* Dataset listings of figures

★ ★ ★ ★

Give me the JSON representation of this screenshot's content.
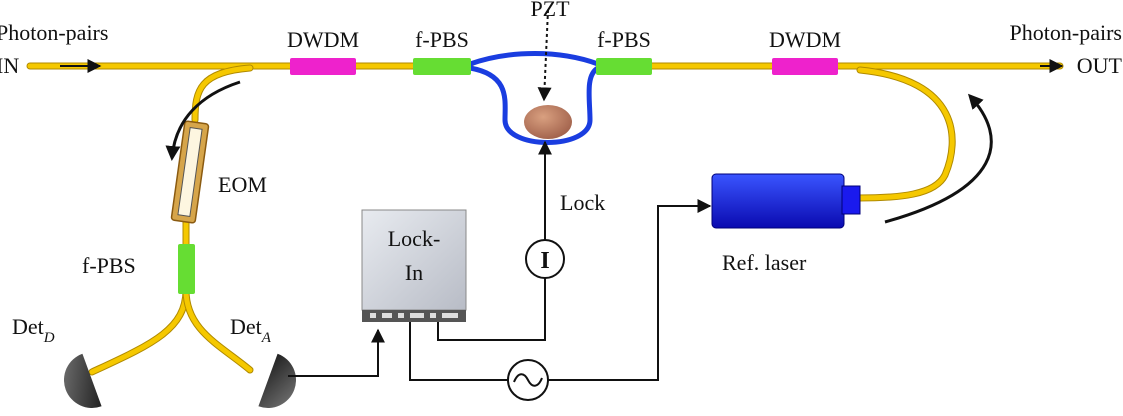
{
  "labels": {
    "input_top": "Photon-pairs",
    "input_bottom": "IN",
    "output_top": "Photon-pairs",
    "output_bottom": "OUT",
    "dwdm_left": "DWDM",
    "fpbs_left": "f-PBS",
    "pzt": "PZT",
    "fpbs_right": "f-PBS",
    "dwdm_right": "DWDM",
    "eom": "EOM",
    "fpbs_bottom": "f-PBS",
    "det_d_main": "Det",
    "det_d_sub": "D",
    "det_a_main": "Det",
    "det_a_sub": "A",
    "lockin_line1": "Lock-",
    "lockin_line2": "In",
    "lock": "Lock",
    "integrator_symbol": "I",
    "ref_laser": "Ref. laser"
  },
  "colors": {
    "fiber": "#f5c800",
    "fiber_edge": "#b08a00",
    "dwdm": "#ee22cc",
    "fpbs": "#66dd33",
    "interferometer": "#1a3de0",
    "pzt": "#c98560",
    "laser": "#1a1aee",
    "lockin_box": "#d4d8e0",
    "detector": "#3a3a3a",
    "wire": "#111111"
  },
  "icons": {
    "integrator": "circled-I-icon",
    "oscillator": "sine-wave-icon",
    "arrows": "black-arrow-icon"
  }
}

★ ★ ★ ★

* Given instruction
Retype each entry precisely. Skip images entirely.

* Exercise response
Give me the JSON representation of this screenshot's content.
{
  "labels": {
    "input_top": "Photon-pairs",
    "input_bottom": "IN",
    "output_top": "Photon-pairs",
    "output_bottom": "OUT",
    "dwdm_left": "DWDM",
    "fpbs_left": "f-PBS",
    "pzt": "PZT",
    "fpbs_right": "f-PBS",
    "dwdm_right": "DWDM",
    "eom": "EOM",
    "fpbs_bottom": "f-PBS",
    "det_d_main": "Det",
    "det_d_sub": "D",
    "det_a_main": "Det",
    "det_a_sub": "A",
    "lockin_line1": "Lock-",
    "lockin_line2": "In",
    "lock": "Lock",
    "integrator_symbol": "I",
    "ref_laser": "Ref. laser"
  },
  "colors": {
    "fiber": "#f5c800",
    "fiber_edge": "#b08a00",
    "dwdm": "#ee22cc",
    "fpbs": "#66dd33",
    "interferometer": "#1a3de0",
    "pzt": "#c98560",
    "laser": "#1a1aee",
    "lockin_box": "#d4d8e0",
    "detector": "#3a3a3a",
    "wire": "#111111"
  },
  "icons": {
    "integrator": "circled-I-icon",
    "oscillator": "sine-wave-icon",
    "arrows": "black-arrow-icon"
  }
}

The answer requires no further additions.